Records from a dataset

========================

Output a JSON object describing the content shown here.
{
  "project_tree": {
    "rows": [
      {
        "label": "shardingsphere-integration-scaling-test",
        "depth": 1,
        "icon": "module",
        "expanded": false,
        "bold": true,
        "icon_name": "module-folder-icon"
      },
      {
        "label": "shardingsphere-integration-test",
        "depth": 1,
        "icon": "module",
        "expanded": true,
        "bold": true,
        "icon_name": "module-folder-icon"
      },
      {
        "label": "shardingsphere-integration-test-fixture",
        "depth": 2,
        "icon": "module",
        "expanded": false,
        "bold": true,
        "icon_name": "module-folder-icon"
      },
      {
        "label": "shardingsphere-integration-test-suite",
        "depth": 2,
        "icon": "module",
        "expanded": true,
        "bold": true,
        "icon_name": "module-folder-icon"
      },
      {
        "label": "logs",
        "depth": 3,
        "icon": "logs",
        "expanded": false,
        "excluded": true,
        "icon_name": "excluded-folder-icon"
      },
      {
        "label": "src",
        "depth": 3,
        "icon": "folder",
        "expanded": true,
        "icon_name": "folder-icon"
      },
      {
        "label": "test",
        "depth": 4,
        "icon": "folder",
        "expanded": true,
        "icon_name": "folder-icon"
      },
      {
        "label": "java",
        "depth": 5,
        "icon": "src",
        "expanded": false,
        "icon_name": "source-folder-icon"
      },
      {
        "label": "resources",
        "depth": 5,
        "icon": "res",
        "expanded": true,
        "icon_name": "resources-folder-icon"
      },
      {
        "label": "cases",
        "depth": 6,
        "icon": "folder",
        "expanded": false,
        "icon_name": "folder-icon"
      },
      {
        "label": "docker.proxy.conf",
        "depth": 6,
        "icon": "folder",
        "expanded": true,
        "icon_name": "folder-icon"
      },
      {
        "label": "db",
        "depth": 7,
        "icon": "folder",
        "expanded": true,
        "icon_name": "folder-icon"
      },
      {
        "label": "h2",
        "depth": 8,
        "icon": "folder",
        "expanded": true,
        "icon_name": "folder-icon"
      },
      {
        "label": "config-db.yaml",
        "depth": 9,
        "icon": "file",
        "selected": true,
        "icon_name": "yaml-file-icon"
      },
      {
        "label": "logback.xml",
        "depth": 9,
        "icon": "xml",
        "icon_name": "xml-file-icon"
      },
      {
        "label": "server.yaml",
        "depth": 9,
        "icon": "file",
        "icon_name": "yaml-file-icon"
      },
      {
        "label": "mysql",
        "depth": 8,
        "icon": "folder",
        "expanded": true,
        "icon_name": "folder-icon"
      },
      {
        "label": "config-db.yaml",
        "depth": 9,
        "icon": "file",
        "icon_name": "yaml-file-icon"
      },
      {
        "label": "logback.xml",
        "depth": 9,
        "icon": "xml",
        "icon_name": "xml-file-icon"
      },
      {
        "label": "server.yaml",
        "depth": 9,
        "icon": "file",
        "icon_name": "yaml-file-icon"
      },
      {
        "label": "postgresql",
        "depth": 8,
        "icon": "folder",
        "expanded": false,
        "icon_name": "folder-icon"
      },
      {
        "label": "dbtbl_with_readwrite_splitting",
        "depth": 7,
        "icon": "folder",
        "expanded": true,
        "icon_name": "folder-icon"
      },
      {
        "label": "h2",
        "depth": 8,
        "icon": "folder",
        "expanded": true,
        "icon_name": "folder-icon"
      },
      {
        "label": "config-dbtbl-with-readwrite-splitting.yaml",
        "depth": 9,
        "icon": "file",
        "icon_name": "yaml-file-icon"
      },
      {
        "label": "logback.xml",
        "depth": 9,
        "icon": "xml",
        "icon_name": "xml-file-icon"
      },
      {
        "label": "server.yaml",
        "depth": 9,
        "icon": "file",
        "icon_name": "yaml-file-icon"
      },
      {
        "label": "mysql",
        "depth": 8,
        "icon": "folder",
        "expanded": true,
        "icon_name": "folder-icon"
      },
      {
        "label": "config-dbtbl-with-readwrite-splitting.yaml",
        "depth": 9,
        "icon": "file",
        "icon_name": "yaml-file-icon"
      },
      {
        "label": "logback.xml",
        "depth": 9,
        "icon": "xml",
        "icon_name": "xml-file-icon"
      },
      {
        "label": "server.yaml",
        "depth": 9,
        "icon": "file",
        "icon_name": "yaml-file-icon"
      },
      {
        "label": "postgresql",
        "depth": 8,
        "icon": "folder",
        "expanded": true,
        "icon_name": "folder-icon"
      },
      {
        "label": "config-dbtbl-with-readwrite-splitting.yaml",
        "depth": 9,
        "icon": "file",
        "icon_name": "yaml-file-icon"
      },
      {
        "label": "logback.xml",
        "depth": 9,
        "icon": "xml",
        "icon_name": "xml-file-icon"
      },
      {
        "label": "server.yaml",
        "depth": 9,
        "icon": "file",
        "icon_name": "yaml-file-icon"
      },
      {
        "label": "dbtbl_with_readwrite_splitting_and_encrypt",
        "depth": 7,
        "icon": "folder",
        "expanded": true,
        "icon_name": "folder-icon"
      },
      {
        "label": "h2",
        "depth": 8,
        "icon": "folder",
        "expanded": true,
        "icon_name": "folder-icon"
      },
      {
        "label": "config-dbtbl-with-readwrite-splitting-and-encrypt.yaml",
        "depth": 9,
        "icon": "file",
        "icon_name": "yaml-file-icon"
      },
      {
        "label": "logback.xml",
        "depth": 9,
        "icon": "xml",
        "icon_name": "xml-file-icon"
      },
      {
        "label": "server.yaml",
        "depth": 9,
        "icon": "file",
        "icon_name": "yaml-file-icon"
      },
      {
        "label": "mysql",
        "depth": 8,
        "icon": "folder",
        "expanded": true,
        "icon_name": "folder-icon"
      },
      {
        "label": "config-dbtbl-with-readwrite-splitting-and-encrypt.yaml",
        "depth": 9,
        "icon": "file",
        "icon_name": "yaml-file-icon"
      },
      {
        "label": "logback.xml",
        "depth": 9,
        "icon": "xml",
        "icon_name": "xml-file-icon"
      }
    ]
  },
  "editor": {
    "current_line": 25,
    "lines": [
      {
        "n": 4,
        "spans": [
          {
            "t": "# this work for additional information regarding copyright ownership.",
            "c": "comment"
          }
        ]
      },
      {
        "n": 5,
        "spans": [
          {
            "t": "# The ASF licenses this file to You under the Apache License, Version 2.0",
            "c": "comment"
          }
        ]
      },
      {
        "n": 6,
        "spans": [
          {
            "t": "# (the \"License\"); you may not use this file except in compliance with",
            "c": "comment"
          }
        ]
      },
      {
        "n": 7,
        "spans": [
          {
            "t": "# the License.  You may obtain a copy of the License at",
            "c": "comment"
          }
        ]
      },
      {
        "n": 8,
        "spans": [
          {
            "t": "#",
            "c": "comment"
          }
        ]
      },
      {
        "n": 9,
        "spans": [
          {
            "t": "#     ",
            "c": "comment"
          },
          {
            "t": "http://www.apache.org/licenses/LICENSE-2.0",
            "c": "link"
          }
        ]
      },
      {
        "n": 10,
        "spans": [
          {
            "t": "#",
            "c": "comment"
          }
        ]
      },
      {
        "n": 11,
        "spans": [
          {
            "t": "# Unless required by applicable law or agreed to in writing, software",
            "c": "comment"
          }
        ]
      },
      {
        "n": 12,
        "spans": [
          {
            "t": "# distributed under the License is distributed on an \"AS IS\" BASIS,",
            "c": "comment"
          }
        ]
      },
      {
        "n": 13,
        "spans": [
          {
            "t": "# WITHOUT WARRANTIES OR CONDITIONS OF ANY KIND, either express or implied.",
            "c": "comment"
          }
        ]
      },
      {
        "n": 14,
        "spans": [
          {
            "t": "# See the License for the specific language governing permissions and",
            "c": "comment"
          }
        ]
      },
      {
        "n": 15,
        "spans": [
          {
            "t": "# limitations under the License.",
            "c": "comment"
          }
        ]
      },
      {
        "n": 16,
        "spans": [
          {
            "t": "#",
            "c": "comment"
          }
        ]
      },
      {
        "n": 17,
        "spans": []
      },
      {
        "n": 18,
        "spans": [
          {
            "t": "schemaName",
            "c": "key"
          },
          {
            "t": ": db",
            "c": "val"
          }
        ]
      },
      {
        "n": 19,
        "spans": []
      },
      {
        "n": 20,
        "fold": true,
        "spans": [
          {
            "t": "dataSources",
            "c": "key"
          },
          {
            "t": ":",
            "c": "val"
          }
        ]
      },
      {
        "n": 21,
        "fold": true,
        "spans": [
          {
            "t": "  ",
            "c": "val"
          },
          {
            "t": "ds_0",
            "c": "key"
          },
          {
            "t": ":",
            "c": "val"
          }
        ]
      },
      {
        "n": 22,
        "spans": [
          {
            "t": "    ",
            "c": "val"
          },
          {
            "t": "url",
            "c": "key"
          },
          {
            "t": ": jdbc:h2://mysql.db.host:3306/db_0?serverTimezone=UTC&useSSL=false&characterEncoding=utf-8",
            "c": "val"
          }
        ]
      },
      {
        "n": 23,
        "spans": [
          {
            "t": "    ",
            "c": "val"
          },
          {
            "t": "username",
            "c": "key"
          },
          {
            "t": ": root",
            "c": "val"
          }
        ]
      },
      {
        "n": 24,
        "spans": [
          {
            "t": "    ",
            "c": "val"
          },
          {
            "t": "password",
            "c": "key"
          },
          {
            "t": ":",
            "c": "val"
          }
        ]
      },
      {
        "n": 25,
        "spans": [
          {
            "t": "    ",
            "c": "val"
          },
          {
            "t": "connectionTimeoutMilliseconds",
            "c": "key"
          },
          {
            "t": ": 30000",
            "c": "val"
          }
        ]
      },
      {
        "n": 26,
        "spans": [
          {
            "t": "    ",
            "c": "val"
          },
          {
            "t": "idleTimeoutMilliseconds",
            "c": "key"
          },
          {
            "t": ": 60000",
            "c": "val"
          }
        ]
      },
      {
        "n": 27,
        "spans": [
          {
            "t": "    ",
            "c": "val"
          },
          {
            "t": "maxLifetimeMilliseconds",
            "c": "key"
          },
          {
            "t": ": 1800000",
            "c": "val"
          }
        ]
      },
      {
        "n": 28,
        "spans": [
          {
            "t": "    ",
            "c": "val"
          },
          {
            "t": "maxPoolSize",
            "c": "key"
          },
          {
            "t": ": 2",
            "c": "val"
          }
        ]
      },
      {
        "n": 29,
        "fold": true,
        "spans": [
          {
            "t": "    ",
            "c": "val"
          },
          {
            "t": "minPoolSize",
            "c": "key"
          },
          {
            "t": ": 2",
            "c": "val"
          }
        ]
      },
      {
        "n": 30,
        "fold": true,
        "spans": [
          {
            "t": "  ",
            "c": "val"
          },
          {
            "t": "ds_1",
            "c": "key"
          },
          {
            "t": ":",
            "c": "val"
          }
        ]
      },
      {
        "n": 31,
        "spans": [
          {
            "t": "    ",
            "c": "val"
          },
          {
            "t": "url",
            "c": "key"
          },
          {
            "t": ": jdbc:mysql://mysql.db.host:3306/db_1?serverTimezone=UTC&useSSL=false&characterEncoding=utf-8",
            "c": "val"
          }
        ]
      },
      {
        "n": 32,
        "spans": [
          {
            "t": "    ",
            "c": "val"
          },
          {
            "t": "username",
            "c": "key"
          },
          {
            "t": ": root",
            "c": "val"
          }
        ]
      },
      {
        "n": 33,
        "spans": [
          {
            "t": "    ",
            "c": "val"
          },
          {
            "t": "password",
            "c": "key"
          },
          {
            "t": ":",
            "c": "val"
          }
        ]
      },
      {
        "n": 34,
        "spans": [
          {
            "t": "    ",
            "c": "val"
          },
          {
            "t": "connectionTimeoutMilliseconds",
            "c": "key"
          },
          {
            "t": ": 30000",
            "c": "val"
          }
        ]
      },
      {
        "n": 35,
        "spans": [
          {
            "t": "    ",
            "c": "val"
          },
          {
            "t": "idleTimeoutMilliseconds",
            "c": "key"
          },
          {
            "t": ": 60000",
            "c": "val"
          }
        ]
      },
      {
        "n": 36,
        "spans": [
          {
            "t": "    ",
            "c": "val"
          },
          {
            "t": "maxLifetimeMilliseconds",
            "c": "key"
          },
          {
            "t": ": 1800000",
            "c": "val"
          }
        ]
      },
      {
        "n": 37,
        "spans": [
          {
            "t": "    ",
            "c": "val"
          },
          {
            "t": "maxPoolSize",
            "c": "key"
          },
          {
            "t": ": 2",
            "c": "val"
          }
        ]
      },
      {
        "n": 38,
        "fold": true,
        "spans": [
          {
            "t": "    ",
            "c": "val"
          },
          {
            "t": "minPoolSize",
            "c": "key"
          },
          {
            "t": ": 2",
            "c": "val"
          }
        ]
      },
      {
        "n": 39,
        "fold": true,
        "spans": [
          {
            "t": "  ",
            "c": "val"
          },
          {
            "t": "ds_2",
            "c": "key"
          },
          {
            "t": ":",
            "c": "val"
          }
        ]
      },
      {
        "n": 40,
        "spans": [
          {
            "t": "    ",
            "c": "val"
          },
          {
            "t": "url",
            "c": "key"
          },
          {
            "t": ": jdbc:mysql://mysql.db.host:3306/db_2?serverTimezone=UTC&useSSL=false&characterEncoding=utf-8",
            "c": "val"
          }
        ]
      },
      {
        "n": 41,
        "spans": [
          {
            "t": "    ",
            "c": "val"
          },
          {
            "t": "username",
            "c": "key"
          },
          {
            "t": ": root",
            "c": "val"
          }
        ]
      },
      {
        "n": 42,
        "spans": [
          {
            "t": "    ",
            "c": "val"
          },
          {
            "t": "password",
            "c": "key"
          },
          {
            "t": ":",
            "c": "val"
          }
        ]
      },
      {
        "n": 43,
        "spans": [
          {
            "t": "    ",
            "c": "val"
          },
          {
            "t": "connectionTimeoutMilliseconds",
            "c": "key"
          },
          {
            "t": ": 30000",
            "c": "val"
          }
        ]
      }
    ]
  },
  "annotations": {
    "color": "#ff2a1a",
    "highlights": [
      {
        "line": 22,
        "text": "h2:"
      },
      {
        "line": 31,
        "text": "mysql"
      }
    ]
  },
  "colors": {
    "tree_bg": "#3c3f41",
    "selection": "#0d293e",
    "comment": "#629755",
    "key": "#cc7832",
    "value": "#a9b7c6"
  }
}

========================

EXERCISE TASK:
Reproduce every line of the listing above in which the string "licenses" appears.

EXPECTED ANSWER:
            "t": "# The ASF licenses this file to You under the Apache License, Version 2.0",
            "t": "http://www.apache.org/licenses/LICENSE-2.0",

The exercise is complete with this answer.